§ What you are asked to do
Where a line in the data below includes the word "ylabel", count it. State the total and nothing more.

(Data items)

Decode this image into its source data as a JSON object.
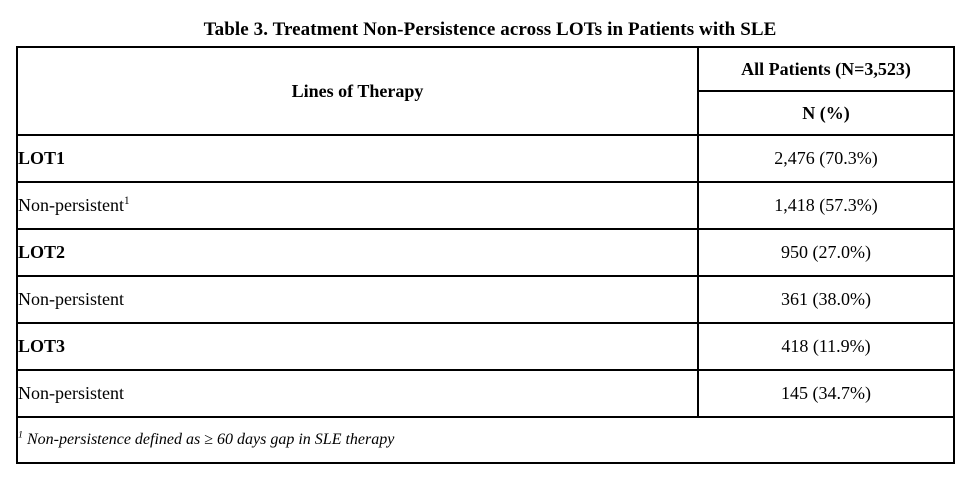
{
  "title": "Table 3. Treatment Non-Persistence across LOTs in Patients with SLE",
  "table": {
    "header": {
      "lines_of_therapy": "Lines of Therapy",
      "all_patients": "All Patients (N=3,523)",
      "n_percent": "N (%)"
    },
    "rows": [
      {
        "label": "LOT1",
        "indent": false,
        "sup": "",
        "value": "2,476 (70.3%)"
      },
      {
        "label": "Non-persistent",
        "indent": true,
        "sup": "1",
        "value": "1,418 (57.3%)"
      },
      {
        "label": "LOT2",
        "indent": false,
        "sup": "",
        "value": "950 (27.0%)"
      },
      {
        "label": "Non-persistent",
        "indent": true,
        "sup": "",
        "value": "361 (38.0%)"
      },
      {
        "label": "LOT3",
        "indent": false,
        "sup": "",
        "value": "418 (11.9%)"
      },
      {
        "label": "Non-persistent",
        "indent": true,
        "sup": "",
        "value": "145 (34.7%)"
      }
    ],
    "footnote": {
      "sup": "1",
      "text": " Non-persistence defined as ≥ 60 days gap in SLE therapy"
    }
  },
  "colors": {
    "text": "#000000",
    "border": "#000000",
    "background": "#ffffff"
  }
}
==
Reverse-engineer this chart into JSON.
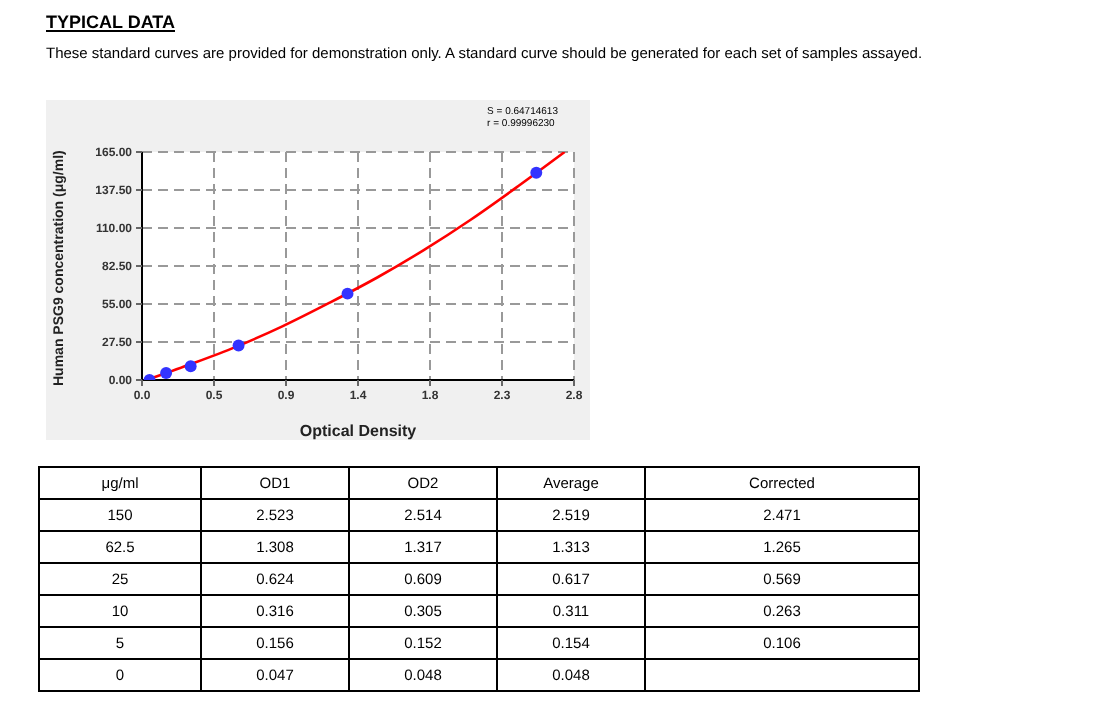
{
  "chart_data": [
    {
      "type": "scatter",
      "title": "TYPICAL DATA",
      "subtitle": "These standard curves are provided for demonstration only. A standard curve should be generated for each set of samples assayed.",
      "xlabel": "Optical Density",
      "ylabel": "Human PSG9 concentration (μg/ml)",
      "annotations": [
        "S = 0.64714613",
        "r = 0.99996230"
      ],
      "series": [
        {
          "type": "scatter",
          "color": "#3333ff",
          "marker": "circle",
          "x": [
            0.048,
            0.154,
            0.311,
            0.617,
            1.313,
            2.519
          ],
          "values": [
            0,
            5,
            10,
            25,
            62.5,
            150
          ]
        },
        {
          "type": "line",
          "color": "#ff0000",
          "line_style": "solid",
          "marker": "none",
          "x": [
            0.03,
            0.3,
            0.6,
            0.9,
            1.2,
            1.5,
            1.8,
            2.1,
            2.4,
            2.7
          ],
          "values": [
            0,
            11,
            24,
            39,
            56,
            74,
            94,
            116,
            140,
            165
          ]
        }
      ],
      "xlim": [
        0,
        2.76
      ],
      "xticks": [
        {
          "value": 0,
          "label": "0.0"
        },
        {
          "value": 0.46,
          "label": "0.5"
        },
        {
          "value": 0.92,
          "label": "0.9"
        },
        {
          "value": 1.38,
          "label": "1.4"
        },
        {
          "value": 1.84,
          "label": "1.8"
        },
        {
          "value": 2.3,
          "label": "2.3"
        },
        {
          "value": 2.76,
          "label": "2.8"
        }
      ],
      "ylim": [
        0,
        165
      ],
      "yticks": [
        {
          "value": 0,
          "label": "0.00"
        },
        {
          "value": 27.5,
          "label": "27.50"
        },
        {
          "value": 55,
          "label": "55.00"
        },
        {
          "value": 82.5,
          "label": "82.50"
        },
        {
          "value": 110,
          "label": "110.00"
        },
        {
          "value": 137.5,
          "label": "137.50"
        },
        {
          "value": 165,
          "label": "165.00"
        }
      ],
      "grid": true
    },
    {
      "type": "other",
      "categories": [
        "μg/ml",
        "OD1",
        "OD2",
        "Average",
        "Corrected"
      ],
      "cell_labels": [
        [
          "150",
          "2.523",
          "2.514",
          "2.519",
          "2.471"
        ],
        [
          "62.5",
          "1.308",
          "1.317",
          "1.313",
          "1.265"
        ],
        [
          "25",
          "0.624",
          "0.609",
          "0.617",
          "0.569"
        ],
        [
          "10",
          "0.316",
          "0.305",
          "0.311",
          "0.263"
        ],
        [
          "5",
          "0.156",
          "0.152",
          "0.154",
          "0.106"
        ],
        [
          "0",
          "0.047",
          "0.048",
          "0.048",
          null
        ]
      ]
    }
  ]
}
* * *
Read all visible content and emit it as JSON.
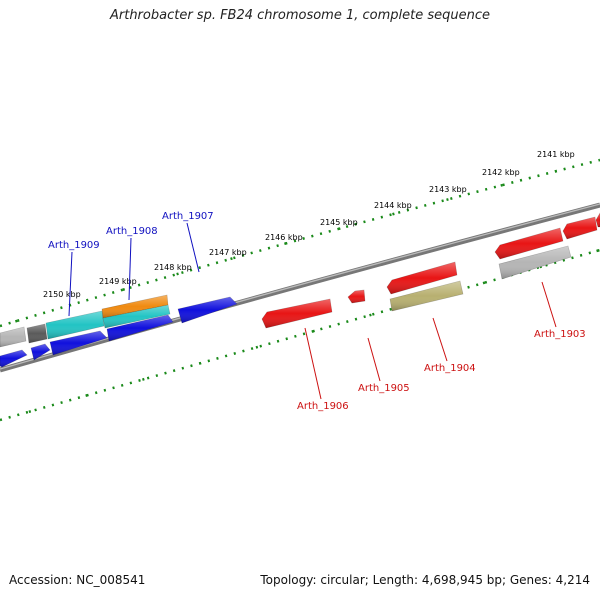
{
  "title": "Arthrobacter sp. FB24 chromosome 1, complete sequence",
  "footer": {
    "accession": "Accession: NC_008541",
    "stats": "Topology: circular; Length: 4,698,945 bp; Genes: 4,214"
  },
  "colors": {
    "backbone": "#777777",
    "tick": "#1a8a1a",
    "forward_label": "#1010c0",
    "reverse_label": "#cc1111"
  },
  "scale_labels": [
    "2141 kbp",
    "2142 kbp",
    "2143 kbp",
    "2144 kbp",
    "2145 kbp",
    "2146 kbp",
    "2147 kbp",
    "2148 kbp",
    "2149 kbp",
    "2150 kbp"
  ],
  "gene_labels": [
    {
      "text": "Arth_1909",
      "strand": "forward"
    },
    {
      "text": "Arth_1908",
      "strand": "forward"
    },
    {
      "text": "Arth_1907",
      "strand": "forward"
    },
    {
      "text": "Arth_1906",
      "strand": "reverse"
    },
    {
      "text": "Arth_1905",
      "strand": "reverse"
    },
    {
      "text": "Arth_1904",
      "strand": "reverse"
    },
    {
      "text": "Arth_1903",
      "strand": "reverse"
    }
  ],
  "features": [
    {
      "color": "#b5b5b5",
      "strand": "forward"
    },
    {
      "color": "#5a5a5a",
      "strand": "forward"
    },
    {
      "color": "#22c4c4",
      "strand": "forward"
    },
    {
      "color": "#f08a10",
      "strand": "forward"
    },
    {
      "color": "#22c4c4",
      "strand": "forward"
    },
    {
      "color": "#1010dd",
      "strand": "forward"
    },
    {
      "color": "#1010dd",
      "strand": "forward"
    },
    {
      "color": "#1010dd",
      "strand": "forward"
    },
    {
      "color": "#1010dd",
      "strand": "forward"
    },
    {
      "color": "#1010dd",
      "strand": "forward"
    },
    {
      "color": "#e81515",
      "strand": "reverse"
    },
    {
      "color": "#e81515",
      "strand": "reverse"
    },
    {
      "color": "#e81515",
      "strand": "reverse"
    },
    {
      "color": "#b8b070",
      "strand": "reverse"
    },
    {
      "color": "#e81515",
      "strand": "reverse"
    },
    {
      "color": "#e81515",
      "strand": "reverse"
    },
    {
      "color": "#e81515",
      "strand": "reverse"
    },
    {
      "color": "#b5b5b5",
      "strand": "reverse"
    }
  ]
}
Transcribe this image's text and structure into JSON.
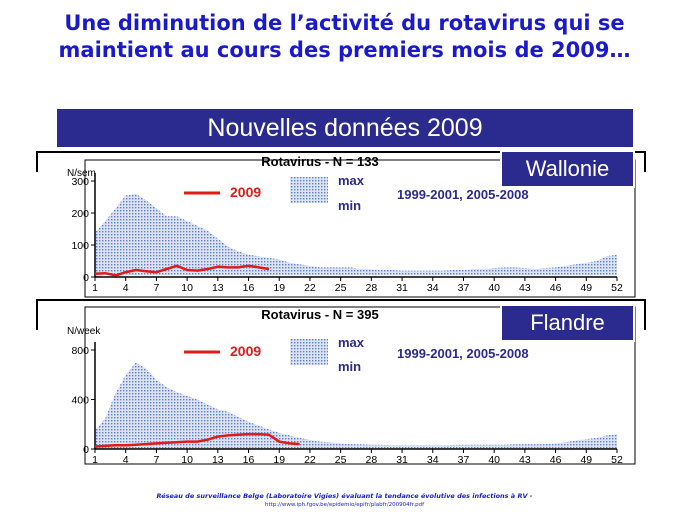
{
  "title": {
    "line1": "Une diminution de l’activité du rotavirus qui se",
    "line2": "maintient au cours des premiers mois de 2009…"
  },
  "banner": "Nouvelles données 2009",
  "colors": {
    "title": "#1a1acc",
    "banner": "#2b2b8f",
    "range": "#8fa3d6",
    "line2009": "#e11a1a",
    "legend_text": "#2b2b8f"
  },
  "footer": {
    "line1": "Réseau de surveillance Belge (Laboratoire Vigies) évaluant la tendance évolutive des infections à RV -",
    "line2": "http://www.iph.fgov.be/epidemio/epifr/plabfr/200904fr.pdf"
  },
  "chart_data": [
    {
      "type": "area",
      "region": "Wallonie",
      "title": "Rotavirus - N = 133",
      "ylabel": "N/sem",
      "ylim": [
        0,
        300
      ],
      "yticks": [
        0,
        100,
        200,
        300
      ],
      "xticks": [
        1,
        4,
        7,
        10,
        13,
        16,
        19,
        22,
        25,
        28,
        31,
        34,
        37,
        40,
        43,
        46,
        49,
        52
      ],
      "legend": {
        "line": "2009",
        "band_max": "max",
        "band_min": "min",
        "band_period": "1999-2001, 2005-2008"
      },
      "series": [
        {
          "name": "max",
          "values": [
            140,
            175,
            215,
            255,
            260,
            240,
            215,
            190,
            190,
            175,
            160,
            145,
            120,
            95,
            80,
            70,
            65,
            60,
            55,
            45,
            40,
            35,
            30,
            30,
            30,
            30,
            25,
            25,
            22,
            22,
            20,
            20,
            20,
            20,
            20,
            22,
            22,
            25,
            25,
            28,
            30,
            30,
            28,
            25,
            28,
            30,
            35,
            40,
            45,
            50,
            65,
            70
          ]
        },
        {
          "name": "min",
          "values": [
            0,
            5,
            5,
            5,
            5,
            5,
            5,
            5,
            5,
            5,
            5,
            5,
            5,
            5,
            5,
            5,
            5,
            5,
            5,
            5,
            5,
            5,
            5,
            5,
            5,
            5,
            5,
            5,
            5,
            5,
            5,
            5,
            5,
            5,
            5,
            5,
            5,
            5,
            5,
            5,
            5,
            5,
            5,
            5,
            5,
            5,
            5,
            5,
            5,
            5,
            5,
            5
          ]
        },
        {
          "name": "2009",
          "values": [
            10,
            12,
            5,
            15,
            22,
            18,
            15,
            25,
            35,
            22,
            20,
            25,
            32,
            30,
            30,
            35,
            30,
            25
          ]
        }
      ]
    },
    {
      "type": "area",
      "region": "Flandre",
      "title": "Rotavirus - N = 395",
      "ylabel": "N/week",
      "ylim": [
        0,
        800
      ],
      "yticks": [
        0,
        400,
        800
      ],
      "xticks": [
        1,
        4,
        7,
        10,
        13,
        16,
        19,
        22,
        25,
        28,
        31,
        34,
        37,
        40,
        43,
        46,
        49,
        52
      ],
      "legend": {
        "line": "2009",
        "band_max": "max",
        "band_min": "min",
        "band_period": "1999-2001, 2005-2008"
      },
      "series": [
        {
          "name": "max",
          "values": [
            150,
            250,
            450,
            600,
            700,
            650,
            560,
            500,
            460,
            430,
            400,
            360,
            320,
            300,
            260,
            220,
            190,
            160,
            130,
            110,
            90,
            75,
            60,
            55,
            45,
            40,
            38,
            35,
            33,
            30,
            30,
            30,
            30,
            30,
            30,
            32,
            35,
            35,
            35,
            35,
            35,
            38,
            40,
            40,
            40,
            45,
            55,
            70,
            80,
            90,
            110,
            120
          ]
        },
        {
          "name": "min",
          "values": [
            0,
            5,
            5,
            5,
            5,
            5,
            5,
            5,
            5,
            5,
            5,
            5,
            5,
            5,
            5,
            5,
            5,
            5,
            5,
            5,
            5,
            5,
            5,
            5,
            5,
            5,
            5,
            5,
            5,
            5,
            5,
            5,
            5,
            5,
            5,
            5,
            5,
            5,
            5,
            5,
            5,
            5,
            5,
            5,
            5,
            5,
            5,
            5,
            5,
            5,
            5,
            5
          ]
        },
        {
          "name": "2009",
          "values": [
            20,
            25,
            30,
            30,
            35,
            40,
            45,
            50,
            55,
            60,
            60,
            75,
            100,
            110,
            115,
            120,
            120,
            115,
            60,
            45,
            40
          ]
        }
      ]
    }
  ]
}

§ Solution to the problem
3